| GIVEN TASK |
Go through the material and write it all out exactly, minus the pictures.

• • •

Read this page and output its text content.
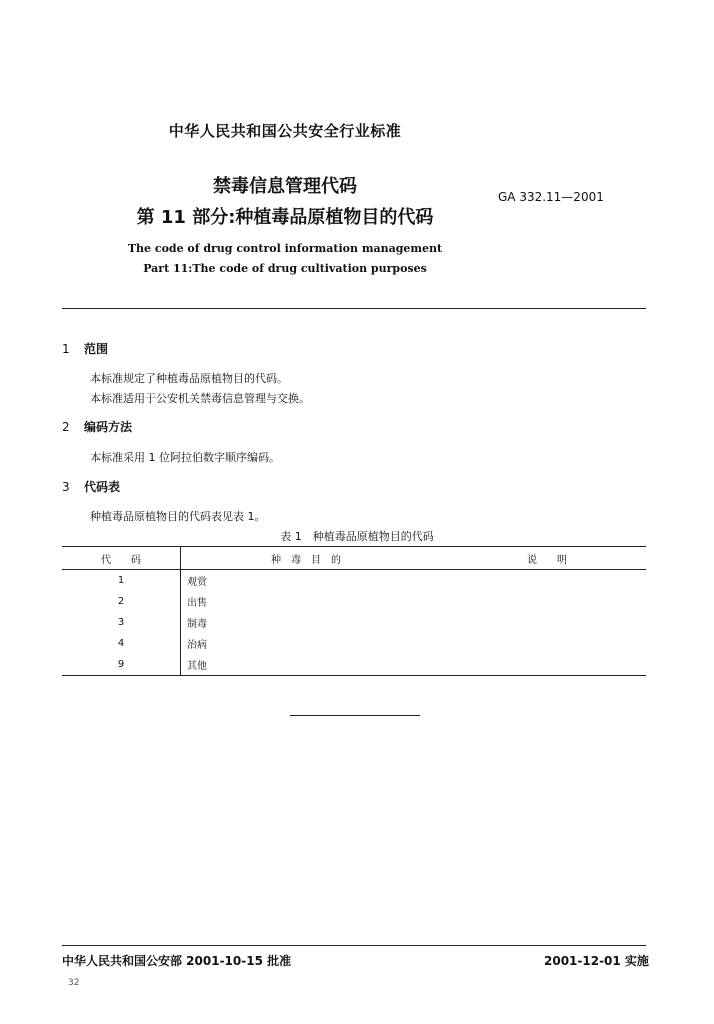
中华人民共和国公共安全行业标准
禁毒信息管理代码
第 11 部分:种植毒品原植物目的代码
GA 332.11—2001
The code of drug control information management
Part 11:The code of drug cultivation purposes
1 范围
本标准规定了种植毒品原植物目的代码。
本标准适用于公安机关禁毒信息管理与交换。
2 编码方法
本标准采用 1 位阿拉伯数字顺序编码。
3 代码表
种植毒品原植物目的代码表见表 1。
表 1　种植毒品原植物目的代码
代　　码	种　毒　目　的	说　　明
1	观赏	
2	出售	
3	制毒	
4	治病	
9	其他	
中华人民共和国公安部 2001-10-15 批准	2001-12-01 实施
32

• • •

| THE ANSWER |
Read this page and output its text content.
中华人民共和国公共安全行业标准
禁毒信息管理代码
第 11 部分:种植毒品原植物目的代码
GA 332.11—2001
The code of drug control information management
Part 11:The code of drug cultivation purposes
1 范围
本标准规定了种植毒品原植物目的代码。
本标准适用于公安机关禁毒信息管理与交换。
2 编码方法
本标准采用 1 位阿拉伯数字顺序编码。
3 代码表
种植毒品原植物目的代码表见表 1。
表 1　种植毒品原植物目的代码
代　　码	种　毒　目　的	说　　明
1	观赏	
2	出售	
3	制毒	
4	治病	
9	其他	
中华人民共和国公安部 2001-10-15 批准	2001-12-01 实施
32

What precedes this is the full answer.